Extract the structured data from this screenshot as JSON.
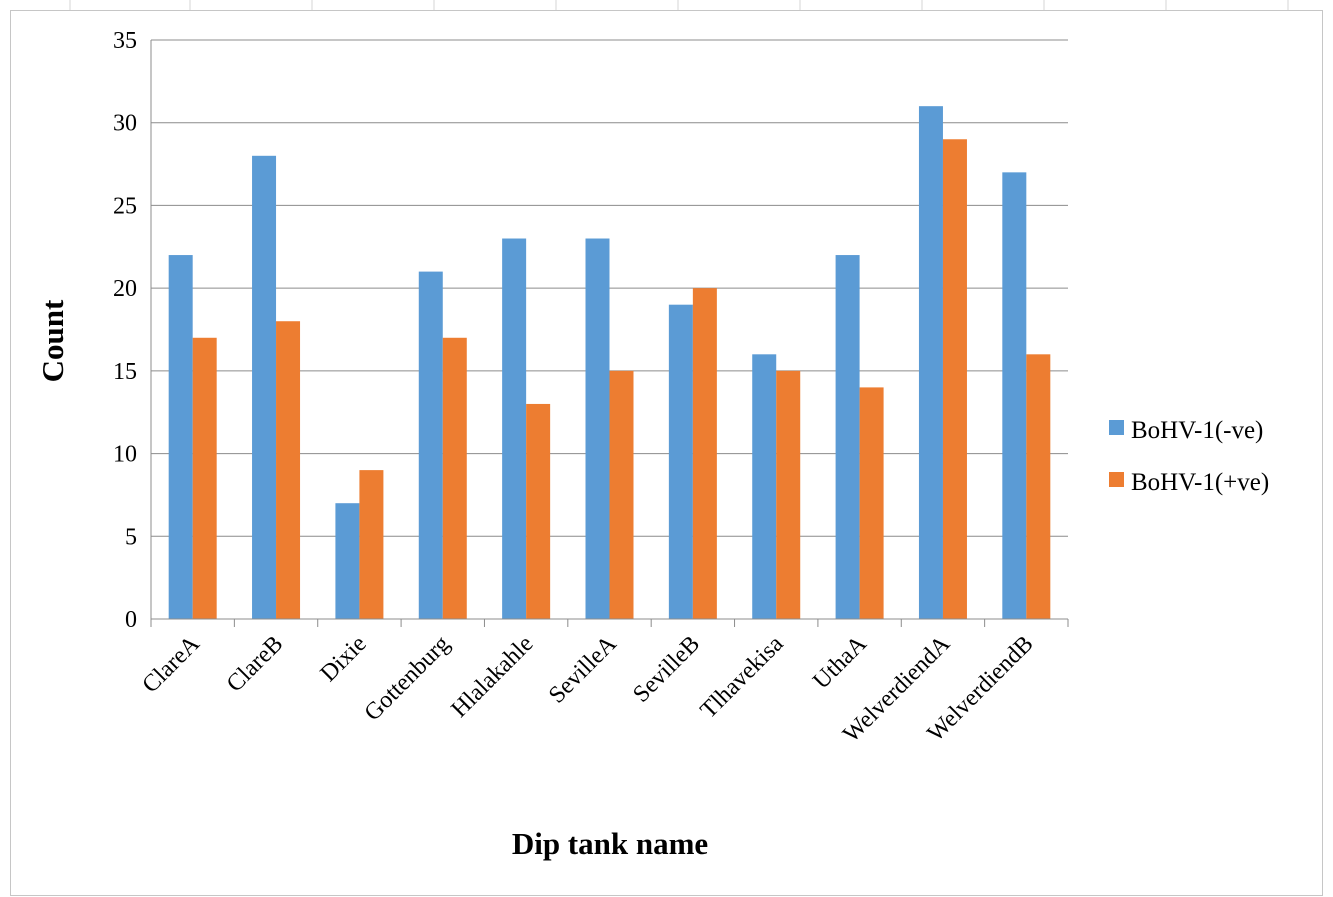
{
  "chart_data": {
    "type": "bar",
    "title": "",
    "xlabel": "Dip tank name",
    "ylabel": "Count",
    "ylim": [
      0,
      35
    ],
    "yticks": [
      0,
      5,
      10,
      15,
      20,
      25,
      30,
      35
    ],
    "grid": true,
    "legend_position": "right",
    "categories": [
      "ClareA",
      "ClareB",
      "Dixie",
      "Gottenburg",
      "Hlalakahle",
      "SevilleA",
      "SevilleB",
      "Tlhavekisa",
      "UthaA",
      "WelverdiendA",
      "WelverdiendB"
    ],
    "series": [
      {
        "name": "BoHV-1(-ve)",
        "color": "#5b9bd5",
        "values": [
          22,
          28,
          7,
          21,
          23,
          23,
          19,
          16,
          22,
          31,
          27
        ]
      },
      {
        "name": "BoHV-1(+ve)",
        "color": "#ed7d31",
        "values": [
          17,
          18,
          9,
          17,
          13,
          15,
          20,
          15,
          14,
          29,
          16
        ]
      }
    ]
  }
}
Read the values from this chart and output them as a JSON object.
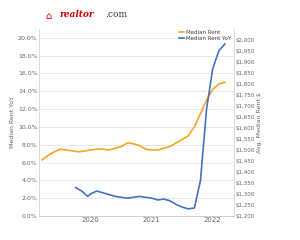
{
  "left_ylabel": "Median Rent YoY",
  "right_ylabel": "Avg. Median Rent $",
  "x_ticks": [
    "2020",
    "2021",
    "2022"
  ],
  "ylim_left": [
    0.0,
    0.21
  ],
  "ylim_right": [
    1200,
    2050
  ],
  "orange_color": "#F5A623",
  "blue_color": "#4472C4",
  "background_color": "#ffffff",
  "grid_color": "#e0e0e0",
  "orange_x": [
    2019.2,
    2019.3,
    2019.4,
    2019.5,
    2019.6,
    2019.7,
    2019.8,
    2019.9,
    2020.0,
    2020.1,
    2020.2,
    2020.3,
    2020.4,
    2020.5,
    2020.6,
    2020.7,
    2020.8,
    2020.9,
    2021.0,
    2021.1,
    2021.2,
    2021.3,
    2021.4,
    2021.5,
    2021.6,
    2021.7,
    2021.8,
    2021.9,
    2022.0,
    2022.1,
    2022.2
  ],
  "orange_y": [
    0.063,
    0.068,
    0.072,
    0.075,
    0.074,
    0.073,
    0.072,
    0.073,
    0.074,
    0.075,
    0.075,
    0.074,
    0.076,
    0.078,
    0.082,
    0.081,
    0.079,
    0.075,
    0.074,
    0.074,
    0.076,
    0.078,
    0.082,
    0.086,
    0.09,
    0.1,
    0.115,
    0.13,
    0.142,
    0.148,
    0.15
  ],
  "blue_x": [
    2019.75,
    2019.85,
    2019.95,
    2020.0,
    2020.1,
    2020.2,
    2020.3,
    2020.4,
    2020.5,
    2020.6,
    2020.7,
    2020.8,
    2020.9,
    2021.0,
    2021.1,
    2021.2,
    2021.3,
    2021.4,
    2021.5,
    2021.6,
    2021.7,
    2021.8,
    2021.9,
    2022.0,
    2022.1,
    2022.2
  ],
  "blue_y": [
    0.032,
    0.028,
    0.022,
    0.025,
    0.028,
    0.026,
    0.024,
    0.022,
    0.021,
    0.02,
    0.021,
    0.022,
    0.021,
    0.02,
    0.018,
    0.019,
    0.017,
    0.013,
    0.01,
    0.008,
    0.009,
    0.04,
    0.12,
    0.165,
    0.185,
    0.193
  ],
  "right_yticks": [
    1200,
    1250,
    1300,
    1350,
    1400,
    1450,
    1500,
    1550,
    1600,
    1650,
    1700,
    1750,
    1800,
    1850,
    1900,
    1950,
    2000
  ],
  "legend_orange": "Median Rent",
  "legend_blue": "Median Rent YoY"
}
────
* Problem details
The records above should be reproduced exactly, with no pictures included.

* Result
Extract the structured data from this screenshot as JSON.
{
  "chart_data": {
    "type": "bar",
    "title": "",
    "xlabel": "Dip tank name",
    "ylabel": "Count",
    "ylim": [
      0,
      35
    ],
    "yticks": [
      0,
      5,
      10,
      15,
      20,
      25,
      30,
      35
    ],
    "grid": true,
    "legend_position": "right",
    "categories": [
      "ClareA",
      "ClareB",
      "Dixie",
      "Gottenburg",
      "Hlalakahle",
      "SevilleA",
      "SevilleB",
      "Tlhavekisa",
      "UthaA",
      "WelverdiendA",
      "WelverdiendB"
    ],
    "series": [
      {
        "name": "BoHV-1(-ve)",
        "color": "#5b9bd5",
        "values": [
          22,
          28,
          7,
          21,
          23,
          23,
          19,
          16,
          22,
          31,
          27
        ]
      },
      {
        "name": "BoHV-1(+ve)",
        "color": "#ed7d31",
        "values": [
          17,
          18,
          9,
          17,
          13,
          15,
          20,
          15,
          14,
          29,
          16
        ]
      }
    ]
  }
}
Read the values from this chart and output them as a JSON object.
{
  "left_ylabel": "Median Rent YoY",
  "right_ylabel": "Avg. Median Rent $",
  "x_ticks": [
    "2020",
    "2021",
    "2022"
  ],
  "ylim_left": [
    0.0,
    0.21
  ],
  "ylim_right": [
    1200,
    2050
  ],
  "orange_color": "#F5A623",
  "blue_color": "#4472C4",
  "background_color": "#ffffff",
  "grid_color": "#e0e0e0",
  "orange_x": [
    2019.2,
    2019.3,
    2019.4,
    2019.5,
    2019.6,
    2019.7,
    2019.8,
    2019.9,
    2020.0,
    2020.1,
    2020.2,
    2020.3,
    2020.4,
    2020.5,
    2020.6,
    2020.7,
    2020.8,
    2020.9,
    2021.0,
    2021.1,
    2021.2,
    2021.3,
    2021.4,
    2021.5,
    2021.6,
    2021.7,
    2021.8,
    2021.9,
    2022.0,
    2022.1,
    2022.2
  ],
  "orange_y": [
    0.063,
    0.068,
    0.072,
    0.075,
    0.074,
    0.073,
    0.072,
    0.073,
    0.074,
    0.075,
    0.075,
    0.074,
    0.076,
    0.078,
    0.082,
    0.081,
    0.079,
    0.075,
    0.074,
    0.074,
    0.076,
    0.078,
    0.082,
    0.086,
    0.09,
    0.1,
    0.115,
    0.13,
    0.142,
    0.148,
    0.15
  ],
  "blue_x": [
    2019.75,
    2019.85,
    2019.95,
    2020.0,
    2020.1,
    2020.2,
    2020.3,
    2020.4,
    2020.5,
    2020.6,
    2020.7,
    2020.8,
    2020.9,
    2021.0,
    2021.1,
    2021.2,
    2021.3,
    2021.4,
    2021.5,
    2021.6,
    2021.7,
    2021.8,
    2021.9,
    2022.0,
    2022.1,
    2022.2
  ],
  "blue_y": [
    0.032,
    0.028,
    0.022,
    0.025,
    0.028,
    0.026,
    0.024,
    0.022,
    0.021,
    0.02,
    0.021,
    0.022,
    0.021,
    0.02,
    0.018,
    0.019,
    0.017,
    0.013,
    0.01,
    0.008,
    0.009,
    0.04,
    0.12,
    0.165,
    0.185,
    0.193
  ],
  "right_yticks": [
    1200,
    1250,
    1300,
    1350,
    1400,
    1450,
    1500,
    1550,
    1600,
    1650,
    1700,
    1750,
    1800,
    1850,
    1900,
    1950,
    2000
  ],
  "legend_orange": "Median Rent",
  "legend_blue": "Median Rent YoY"
}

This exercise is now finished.